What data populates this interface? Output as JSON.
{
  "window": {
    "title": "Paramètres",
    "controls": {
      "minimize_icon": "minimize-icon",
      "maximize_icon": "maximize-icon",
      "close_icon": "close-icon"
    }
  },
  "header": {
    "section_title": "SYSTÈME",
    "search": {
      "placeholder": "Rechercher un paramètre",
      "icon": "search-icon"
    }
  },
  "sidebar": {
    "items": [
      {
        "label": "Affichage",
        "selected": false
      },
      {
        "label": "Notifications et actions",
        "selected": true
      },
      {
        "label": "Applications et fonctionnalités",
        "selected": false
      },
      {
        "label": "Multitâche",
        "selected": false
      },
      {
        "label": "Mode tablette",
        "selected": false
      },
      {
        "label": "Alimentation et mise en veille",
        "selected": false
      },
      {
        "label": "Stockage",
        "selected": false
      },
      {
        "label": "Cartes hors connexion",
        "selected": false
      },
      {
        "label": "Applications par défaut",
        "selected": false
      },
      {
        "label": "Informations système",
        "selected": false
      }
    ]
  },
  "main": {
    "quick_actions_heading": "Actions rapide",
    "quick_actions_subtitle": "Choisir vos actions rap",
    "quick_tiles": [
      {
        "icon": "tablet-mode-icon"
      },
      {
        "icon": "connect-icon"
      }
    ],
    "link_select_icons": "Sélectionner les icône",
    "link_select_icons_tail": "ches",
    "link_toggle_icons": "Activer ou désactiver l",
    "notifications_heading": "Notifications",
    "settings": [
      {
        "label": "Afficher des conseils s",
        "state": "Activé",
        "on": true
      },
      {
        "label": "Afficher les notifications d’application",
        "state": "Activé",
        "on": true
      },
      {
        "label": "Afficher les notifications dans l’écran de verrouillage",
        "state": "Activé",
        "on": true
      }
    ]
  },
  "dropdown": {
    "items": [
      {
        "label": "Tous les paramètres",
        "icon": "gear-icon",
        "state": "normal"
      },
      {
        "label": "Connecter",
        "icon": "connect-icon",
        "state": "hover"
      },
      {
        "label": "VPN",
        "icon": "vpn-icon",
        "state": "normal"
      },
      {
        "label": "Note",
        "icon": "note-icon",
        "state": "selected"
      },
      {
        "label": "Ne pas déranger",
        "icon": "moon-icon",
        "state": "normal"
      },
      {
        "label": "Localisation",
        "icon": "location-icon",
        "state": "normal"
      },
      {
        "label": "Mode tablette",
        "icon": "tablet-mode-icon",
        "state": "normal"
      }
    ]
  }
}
|---|
[Goal of the exercise] Indicate how many lines of the material contain the string "Afficher", giving the number and nothing more.

[Result] 3